DATA IN THIS EXERCISE.
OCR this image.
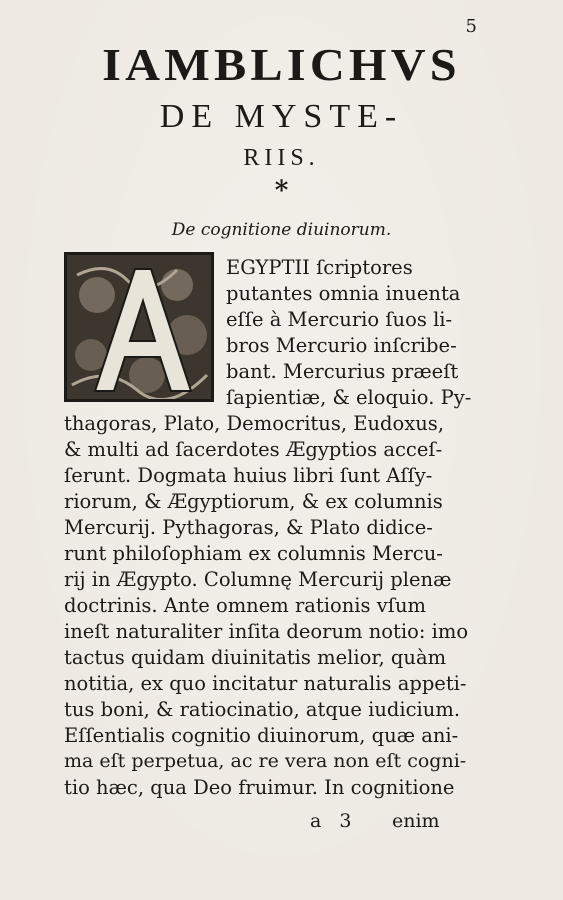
5
IAMBLICHVS
DE MYSTE-
RIIS.
*
De cognitione diuinorum.
EGYPTII ſcriptores
putantes omnia inuenta
eſſe à Mercurio ſuos li-
bros Mercurio inſcribe-
bant. Mercurius præeſt
ſapientiæ, & eloquio. Py-
thagoras, Plato, Democritus, Eudoxus,
& multi ad ſacerdotes Ægyptios acceſ-
ſerunt. Dogmata huius libri ſunt Aſſy-
riorum, & Ægyptiorum, & ex columnis
Mercurij. Pythagoras, & Plato didice-
runt philoſophiam ex columnis Mercu-
rij in Ægypto. Columnę Mercurij plenæ
doctrinis. Ante omnem rationis vſum
ineſt naturaliter inſita deorum notio: imo
tactus quidam diuinitatis melior, quàm
notitia, ex quo incitatur naturalis appeti-
tus boni, & ratiocinatio, atque iudicium.
Eſſentialis cognitio diuinorum, quæ ani-
ma eſt perpetua, ac re vera non eſt cogni-
tio hæc, qua Deo fruimur. In cognitione
a 3 enim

WHAT THE TASK REQUIRES. Quote every record above exactly, leaving out the pictures.

FINISHED EXERCISE.
OCR this image.
5
IAMBLICHVS
DE MYSTE-
RIIS.
*
De cognitione diuinorum.
EGYPTII ſcriptores
putantes omnia inuenta
eſſe à Mercurio ſuos li-
bros Mercurio inſcribe-
bant. Mercurius præeſt
ſapientiæ, & eloquio. Py-
thagoras, Plato, Democritus, Eudoxus,
& multi ad ſacerdotes Ægyptios acceſ-
ſerunt. Dogmata huius libri ſunt Aſſy-
riorum, & Ægyptiorum, & ex columnis
Mercurij. Pythagoras, & Plato didice-
runt philoſophiam ex columnis Mercu-
rij in Ægypto. Columnę Mercurij plenæ
doctrinis. Ante omnem rationis vſum
ineſt naturaliter inſita deorum notio: imo
tactus quidam diuinitatis melior, quàm
notitia, ex quo incitatur naturalis appeti-
tus boni, & ratiocinatio, atque iudicium.
Eſſentialis cognitio diuinorum, quæ ani-
ma eſt perpetua, ac re vera non eſt cogni-
tio hæc, qua Deo fruimur. In cognitione
a 3 enim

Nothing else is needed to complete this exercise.